──────── ENTRIES ────────

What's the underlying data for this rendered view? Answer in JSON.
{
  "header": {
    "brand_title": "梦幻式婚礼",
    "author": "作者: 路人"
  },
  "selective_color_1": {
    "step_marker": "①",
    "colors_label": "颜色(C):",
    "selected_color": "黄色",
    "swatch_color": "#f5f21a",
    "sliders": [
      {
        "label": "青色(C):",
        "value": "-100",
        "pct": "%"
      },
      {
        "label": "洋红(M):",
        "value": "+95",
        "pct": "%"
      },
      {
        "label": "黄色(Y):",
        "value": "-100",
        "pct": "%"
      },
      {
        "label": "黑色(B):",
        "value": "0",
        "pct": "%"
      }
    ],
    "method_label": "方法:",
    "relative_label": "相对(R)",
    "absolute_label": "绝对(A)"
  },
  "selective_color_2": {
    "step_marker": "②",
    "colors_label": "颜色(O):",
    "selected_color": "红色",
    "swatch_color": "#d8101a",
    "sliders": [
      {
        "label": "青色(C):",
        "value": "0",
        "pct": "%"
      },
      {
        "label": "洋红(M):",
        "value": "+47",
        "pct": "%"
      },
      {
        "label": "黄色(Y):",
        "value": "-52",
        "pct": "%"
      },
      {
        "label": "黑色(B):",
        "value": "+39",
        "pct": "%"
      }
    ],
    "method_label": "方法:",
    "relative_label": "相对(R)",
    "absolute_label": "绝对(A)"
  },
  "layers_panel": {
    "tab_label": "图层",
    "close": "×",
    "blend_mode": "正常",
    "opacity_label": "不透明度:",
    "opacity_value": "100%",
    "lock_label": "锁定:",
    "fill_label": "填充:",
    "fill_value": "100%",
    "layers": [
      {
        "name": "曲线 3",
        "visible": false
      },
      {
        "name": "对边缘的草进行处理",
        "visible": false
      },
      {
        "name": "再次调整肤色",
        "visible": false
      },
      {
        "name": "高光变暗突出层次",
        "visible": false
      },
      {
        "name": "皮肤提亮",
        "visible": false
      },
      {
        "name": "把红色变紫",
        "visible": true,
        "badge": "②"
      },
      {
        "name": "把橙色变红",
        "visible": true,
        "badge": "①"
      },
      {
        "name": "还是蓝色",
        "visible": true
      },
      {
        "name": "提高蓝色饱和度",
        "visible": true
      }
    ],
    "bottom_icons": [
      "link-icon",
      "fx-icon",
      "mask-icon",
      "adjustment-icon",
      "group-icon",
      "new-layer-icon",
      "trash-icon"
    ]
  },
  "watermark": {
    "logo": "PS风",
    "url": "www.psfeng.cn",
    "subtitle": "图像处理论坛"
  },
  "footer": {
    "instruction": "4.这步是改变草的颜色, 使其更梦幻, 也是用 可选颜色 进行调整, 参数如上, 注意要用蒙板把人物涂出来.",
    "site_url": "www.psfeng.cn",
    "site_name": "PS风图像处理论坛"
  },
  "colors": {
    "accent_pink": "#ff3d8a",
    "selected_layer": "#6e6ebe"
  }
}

────────
──────── ENTRIES ────────

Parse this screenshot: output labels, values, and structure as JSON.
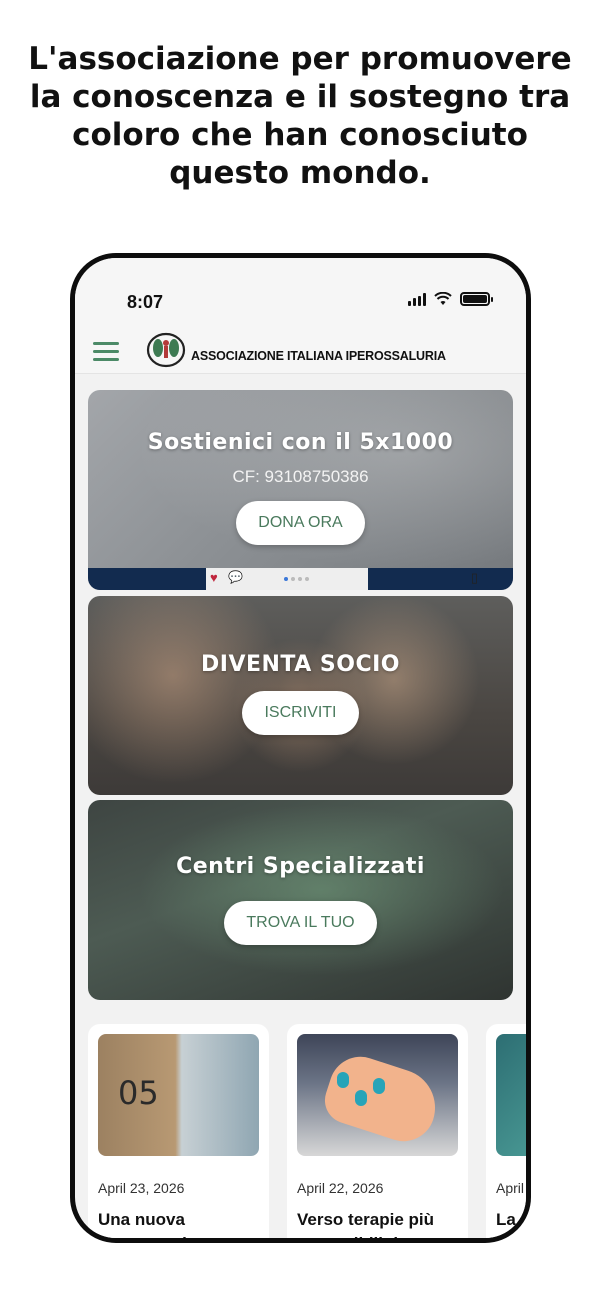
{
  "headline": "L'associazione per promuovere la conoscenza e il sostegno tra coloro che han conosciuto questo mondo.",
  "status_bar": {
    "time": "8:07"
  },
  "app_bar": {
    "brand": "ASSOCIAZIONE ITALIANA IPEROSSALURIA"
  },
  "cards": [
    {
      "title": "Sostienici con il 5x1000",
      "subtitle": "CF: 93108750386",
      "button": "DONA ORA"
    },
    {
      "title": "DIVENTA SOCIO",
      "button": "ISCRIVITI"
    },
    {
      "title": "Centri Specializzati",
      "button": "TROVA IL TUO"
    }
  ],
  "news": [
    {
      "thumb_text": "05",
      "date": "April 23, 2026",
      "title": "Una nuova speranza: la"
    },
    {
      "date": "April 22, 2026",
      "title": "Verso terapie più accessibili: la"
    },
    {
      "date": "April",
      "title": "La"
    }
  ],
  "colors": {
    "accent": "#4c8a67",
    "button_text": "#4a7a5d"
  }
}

────────
──────── ENTRIES ────────

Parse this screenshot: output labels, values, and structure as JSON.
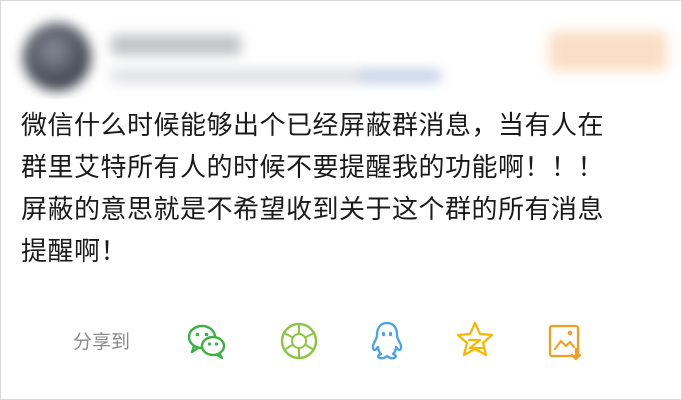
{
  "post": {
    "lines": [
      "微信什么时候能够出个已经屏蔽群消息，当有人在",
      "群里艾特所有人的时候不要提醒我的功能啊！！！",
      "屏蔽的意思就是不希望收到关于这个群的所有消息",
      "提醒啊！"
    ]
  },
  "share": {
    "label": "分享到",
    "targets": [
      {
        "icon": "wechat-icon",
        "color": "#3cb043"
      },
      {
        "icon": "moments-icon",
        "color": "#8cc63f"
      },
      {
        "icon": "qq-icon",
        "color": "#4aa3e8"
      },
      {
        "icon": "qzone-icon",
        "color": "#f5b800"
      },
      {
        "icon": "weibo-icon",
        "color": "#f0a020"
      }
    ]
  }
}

────────

WORK REQUIRED: Pull out each line holding the string "April".

WRITTEN SOLUTION:
      "date": "April 23, 2026",
      "date": "April 22, 2026",
      "date": "April",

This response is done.